Keep only the lines that hold the string "this", filtering out the rest of the entries below.

==== ENTRIES SHOWN ====

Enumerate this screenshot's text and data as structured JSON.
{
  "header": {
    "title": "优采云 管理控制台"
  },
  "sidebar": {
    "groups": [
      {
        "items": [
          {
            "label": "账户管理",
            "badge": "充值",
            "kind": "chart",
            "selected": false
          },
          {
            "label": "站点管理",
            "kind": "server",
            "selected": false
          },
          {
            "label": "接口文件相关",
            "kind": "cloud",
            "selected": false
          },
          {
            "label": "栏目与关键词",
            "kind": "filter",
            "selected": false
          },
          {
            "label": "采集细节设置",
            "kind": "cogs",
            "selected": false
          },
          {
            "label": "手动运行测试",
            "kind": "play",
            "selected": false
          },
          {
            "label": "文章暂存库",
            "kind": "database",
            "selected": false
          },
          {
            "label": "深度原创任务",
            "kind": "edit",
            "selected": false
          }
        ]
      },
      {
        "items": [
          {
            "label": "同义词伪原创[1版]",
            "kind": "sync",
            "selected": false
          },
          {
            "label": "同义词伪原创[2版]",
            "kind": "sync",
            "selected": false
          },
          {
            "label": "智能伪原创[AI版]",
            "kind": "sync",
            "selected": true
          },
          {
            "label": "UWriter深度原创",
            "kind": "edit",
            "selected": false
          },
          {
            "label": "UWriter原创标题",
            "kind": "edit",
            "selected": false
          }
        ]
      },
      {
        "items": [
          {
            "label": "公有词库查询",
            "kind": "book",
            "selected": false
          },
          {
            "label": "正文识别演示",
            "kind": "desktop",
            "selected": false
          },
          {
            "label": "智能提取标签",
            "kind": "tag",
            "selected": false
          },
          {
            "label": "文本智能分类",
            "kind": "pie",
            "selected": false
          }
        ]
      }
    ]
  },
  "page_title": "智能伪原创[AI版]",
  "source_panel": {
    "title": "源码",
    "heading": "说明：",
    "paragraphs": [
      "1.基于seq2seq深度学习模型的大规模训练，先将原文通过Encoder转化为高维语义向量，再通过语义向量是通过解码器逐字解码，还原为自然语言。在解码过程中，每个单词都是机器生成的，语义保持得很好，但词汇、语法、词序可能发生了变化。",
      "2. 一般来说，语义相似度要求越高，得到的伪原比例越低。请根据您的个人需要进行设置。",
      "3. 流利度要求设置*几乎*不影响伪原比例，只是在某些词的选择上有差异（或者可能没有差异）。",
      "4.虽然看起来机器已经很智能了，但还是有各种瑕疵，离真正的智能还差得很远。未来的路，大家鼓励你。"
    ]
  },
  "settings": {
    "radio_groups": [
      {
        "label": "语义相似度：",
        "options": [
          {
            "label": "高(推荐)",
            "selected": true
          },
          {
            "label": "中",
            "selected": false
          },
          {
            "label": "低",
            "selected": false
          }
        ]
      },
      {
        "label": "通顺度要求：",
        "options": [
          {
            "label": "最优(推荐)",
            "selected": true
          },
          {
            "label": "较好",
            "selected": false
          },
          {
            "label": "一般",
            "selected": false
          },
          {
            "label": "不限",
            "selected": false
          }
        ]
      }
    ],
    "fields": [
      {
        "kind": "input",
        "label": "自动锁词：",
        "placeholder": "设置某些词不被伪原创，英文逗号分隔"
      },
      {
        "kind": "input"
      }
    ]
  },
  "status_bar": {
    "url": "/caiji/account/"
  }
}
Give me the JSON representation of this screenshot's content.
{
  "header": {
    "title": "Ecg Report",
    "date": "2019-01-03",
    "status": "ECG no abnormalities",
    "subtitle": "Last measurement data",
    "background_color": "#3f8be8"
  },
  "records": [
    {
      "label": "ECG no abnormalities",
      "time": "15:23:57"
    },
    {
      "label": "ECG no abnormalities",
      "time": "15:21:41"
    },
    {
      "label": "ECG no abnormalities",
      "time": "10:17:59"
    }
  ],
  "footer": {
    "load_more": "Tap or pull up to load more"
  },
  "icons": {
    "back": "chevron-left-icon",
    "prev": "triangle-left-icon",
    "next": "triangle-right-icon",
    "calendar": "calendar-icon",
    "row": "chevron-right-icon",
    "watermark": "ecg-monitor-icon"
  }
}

====

> **EXERCISE RESULT**
Enumerate this screenshot's text and data as structured JSON.
Give me the JSON representation of this screenshot's content.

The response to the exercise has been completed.